(Structured figure records)
====
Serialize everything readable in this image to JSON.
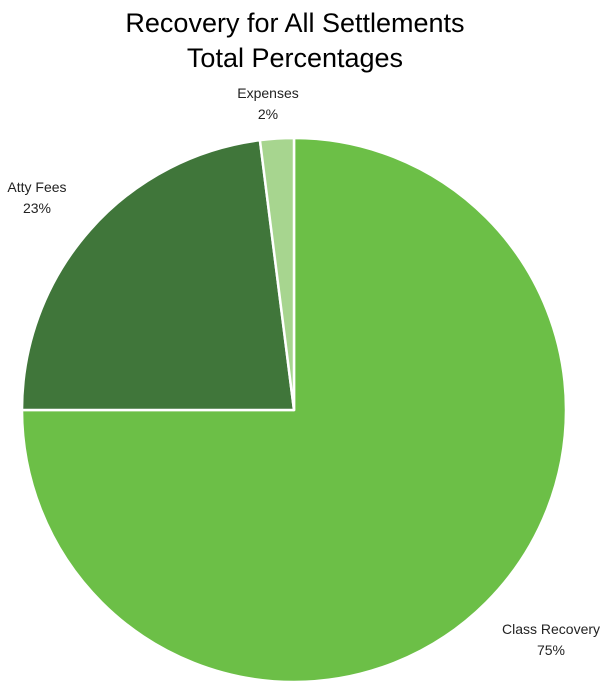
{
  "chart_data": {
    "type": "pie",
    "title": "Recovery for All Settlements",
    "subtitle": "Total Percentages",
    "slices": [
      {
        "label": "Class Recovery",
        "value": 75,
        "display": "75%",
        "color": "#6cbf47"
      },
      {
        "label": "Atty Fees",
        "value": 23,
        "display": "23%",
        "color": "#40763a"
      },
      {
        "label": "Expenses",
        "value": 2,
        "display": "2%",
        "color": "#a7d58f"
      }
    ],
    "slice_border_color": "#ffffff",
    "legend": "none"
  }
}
====
### Problem
Write out the full listing verbatim, excluding its pictures.

### Output for this exercise
Serialize everything readable in this image to JSON.
{
  "chart_data": {
    "type": "pie",
    "title": "Recovery for All Settlements",
    "subtitle": "Total Percentages",
    "slices": [
      {
        "label": "Class Recovery",
        "value": 75,
        "display": "75%",
        "color": "#6cbf47"
      },
      {
        "label": "Atty Fees",
        "value": 23,
        "display": "23%",
        "color": "#40763a"
      },
      {
        "label": "Expenses",
        "value": 2,
        "display": "2%",
        "color": "#a7d58f"
      }
    ],
    "slice_border_color": "#ffffff",
    "legend": "none"
  }
}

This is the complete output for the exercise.